## Begin Listed records
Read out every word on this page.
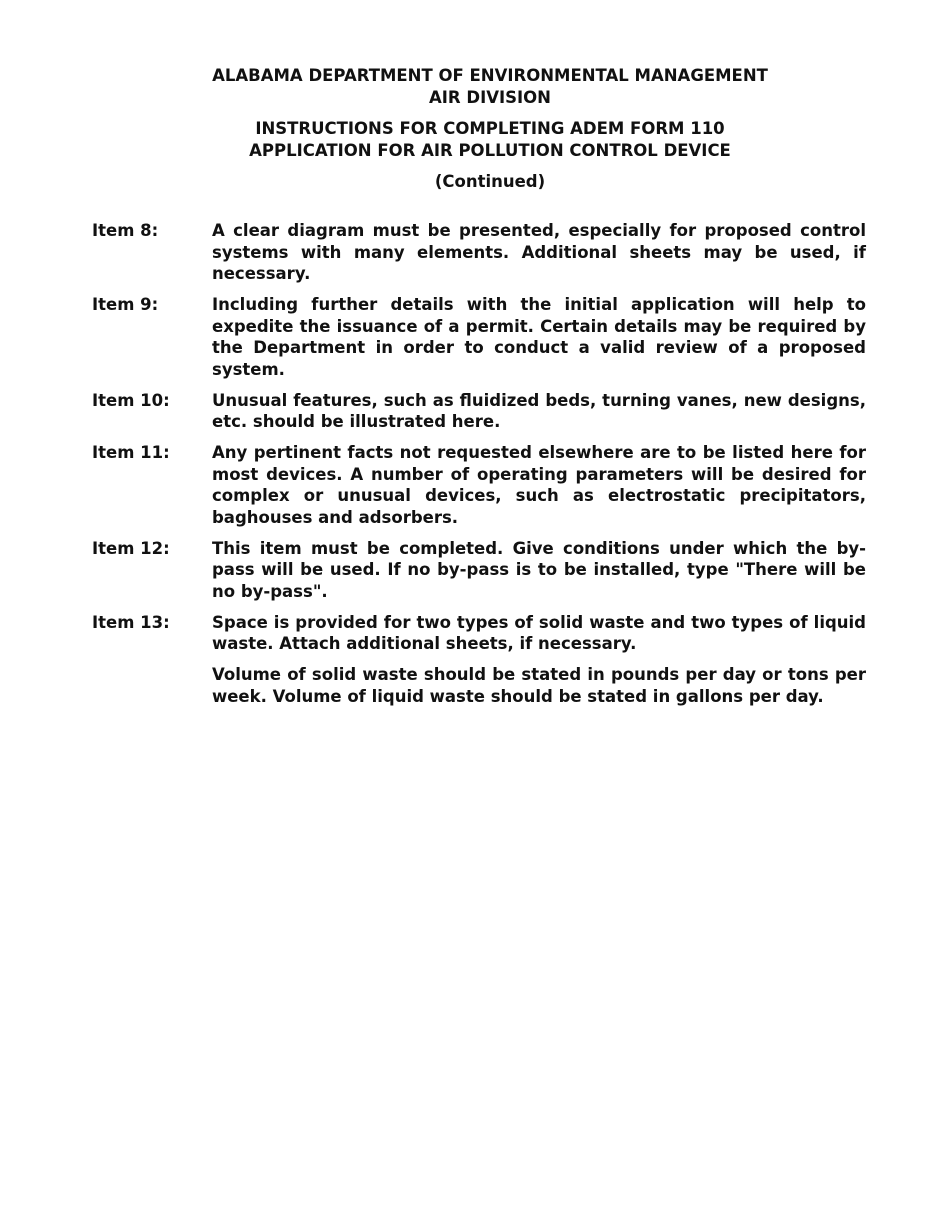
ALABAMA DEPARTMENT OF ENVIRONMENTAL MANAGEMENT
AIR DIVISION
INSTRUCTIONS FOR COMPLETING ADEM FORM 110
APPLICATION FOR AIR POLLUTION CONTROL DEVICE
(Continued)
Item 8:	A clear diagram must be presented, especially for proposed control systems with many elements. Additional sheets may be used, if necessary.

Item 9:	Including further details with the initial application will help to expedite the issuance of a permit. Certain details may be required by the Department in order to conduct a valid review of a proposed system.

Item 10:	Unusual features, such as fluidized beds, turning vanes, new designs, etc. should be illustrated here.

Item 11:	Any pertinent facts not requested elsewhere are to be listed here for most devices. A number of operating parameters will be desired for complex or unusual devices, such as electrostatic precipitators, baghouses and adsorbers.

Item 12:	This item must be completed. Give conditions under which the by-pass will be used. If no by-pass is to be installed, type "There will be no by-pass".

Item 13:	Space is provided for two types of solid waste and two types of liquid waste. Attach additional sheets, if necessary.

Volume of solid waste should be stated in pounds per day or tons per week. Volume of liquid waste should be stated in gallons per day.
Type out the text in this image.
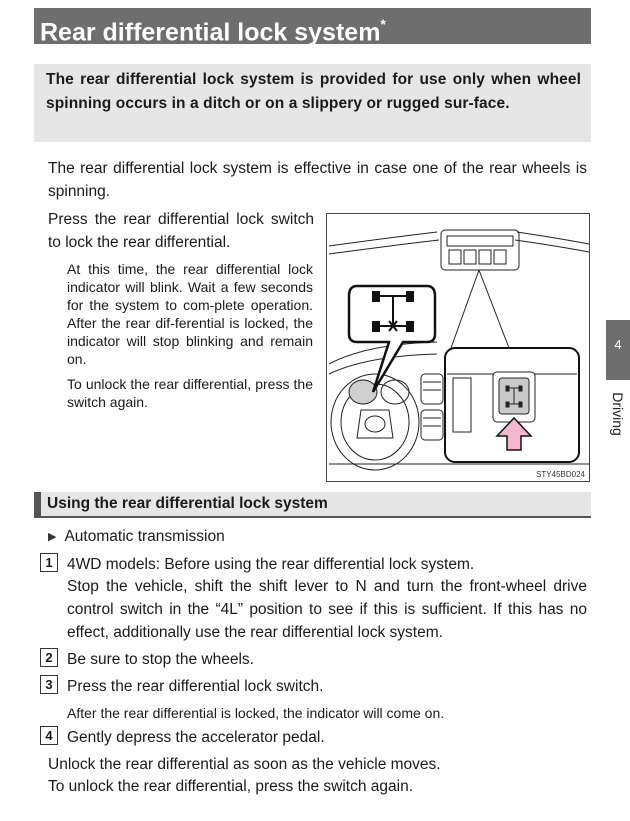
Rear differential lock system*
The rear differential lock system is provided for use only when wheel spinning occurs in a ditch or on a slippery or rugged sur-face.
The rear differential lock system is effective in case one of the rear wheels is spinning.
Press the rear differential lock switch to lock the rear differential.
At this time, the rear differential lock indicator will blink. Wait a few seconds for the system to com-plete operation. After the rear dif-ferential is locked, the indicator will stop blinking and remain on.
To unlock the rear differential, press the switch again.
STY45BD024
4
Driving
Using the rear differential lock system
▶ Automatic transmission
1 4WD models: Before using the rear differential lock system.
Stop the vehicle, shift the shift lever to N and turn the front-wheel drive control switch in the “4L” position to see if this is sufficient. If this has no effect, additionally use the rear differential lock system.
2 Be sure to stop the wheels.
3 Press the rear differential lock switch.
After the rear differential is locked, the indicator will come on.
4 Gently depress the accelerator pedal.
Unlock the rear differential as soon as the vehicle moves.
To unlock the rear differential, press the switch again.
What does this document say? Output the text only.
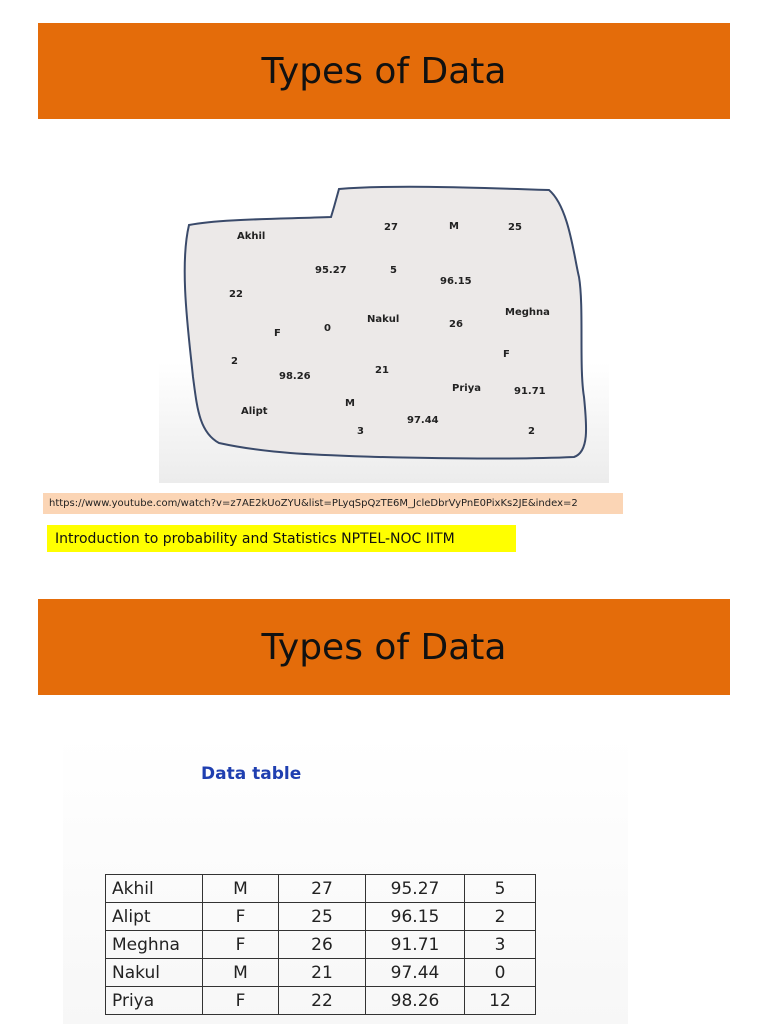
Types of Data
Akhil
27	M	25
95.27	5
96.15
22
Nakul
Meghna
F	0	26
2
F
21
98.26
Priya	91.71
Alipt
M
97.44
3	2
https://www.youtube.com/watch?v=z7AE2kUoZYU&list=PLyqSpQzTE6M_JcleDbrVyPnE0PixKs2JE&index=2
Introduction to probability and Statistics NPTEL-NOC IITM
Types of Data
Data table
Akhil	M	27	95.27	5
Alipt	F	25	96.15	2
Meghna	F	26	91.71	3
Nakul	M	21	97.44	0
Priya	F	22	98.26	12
## End Listed records
## Begin Listed records
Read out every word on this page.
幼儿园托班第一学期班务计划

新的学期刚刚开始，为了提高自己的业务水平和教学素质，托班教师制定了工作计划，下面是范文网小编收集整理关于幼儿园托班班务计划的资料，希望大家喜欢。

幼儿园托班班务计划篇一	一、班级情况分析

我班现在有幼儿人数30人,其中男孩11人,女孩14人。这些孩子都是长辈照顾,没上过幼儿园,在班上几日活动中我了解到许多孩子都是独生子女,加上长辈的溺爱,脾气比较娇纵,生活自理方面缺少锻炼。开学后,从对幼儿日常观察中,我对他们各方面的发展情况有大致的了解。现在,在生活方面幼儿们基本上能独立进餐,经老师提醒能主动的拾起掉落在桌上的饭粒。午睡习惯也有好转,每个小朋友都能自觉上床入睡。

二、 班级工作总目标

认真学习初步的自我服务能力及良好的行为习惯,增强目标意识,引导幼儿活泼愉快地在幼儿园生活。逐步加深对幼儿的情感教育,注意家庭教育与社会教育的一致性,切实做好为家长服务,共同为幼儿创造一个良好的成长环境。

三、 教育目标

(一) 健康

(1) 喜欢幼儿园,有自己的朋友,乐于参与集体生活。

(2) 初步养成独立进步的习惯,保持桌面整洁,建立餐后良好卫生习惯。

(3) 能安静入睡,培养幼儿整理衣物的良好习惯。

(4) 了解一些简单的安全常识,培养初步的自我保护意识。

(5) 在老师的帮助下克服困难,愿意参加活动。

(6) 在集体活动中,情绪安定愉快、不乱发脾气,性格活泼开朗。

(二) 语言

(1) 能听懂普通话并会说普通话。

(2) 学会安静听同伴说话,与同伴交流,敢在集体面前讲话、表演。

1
## End Listed records
**What to work on**.
Track down every line with the word "must" and copy it.

**Final result**.
Item 8:	A clear diagram must be presented, especially for proposed control systems with many elements. Additional sheets may be used, if necessary.
Item 12:	This item must be completed. Give conditions under which the by-pass will be used. If no by-pass is to be installed, type "There will be no by-pass".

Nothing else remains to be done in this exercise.